→ Provided data:
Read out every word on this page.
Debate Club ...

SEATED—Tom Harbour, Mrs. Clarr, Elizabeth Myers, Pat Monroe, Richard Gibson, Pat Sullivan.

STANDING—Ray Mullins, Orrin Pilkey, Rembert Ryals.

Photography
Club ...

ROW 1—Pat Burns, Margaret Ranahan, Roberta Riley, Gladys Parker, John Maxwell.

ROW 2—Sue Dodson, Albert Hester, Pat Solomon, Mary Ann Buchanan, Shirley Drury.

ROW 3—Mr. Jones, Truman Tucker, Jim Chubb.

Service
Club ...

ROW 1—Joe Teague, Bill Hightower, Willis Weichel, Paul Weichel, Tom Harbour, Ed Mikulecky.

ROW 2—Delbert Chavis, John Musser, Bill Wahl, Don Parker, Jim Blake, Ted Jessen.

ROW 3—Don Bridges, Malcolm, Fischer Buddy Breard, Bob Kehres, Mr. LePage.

---

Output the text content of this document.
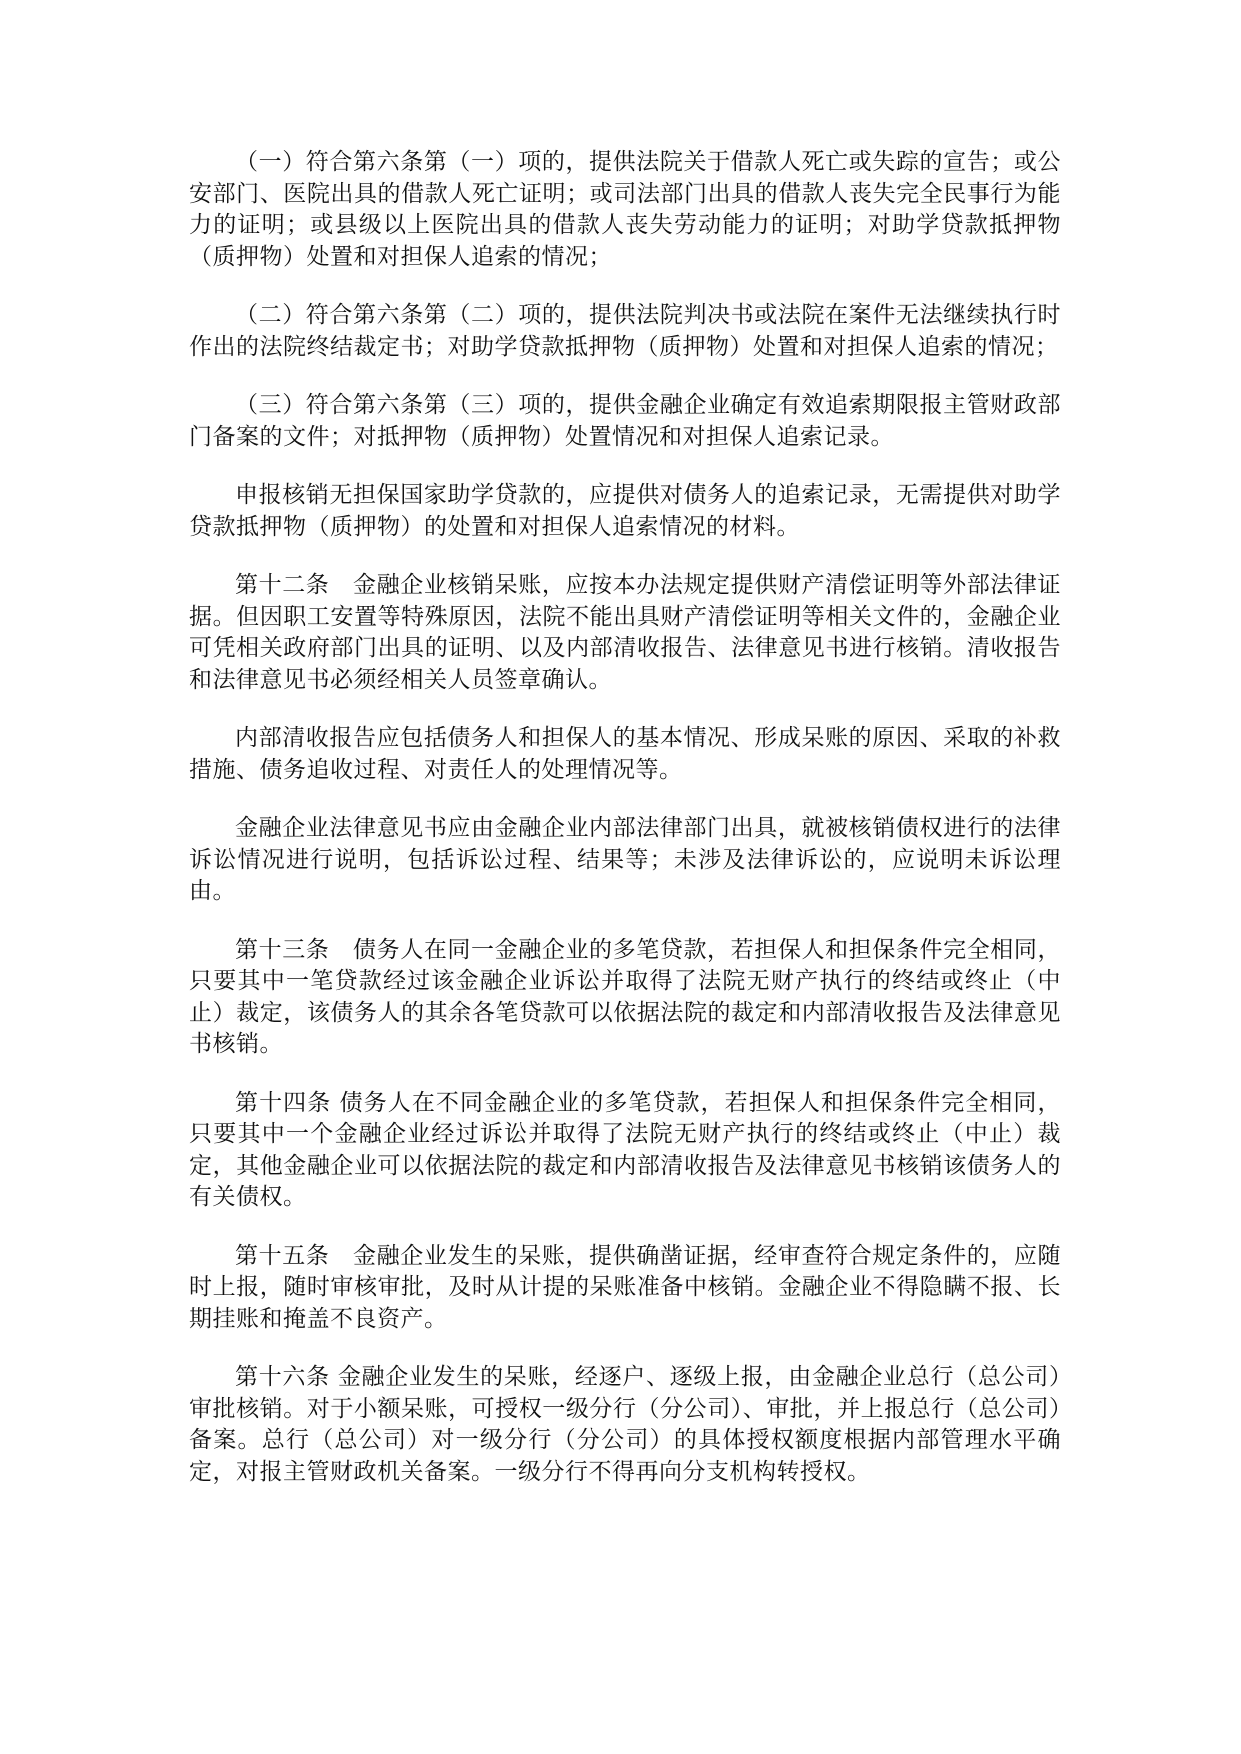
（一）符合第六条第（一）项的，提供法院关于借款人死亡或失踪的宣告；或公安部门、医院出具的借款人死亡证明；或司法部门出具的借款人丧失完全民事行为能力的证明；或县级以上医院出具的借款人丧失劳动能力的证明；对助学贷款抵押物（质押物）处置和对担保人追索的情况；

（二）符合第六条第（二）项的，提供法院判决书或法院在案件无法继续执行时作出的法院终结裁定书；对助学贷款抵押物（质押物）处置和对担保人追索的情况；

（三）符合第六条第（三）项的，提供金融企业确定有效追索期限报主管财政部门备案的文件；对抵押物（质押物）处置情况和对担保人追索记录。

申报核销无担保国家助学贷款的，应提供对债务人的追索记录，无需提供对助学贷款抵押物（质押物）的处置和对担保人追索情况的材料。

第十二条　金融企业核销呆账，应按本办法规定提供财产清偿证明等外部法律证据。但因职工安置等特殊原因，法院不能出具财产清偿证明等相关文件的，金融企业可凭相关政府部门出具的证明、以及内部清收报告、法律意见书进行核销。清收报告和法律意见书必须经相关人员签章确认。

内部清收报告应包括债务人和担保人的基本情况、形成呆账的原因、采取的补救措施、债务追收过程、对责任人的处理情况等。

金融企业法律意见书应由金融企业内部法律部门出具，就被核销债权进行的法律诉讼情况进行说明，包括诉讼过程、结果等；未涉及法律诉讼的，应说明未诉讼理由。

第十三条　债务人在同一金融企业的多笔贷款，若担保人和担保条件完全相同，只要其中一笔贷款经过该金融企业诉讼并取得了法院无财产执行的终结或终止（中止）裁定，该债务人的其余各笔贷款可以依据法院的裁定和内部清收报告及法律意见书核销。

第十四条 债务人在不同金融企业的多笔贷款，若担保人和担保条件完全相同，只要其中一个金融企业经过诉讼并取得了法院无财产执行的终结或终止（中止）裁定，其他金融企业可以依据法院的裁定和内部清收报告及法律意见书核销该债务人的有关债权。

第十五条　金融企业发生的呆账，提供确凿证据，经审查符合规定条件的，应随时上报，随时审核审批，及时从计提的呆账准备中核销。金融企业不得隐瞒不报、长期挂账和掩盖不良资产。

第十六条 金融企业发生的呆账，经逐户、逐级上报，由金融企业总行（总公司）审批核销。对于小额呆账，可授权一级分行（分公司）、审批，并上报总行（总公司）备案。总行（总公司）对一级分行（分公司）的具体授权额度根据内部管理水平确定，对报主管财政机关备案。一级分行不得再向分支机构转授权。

--

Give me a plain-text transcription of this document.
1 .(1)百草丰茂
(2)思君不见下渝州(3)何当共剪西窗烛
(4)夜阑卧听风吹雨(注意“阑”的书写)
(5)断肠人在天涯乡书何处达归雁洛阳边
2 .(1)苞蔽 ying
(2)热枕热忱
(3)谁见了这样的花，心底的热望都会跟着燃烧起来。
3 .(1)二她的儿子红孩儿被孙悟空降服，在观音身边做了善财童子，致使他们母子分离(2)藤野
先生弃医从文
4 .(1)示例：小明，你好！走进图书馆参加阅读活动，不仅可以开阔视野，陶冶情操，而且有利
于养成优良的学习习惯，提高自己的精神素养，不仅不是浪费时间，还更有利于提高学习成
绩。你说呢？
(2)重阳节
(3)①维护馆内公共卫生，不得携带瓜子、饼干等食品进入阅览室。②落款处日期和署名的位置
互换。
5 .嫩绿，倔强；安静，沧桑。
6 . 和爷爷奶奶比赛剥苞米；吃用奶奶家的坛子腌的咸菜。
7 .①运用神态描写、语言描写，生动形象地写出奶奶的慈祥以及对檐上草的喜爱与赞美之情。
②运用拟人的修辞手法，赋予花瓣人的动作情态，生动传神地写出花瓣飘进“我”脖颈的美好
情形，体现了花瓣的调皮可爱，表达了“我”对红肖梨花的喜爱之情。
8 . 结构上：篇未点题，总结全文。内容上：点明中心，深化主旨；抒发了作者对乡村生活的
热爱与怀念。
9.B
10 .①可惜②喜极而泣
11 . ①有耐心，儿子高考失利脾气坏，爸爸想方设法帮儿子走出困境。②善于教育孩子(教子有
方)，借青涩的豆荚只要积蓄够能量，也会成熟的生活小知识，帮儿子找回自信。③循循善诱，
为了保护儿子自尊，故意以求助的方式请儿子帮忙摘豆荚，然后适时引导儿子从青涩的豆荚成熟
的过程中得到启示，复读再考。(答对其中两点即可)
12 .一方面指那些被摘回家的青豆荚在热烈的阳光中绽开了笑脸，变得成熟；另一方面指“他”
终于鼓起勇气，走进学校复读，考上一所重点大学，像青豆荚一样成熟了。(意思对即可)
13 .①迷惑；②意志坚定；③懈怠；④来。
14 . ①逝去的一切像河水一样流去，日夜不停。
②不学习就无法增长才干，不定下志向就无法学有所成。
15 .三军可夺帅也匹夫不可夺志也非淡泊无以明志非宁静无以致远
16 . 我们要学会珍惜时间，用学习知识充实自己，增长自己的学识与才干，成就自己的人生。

→ Task directions: Check each line above for the string "this" and show the ones that have it.

→ Written response:
Read out every word on this page.
Output the text content of this document.
Give me a plain-text transcription of this document.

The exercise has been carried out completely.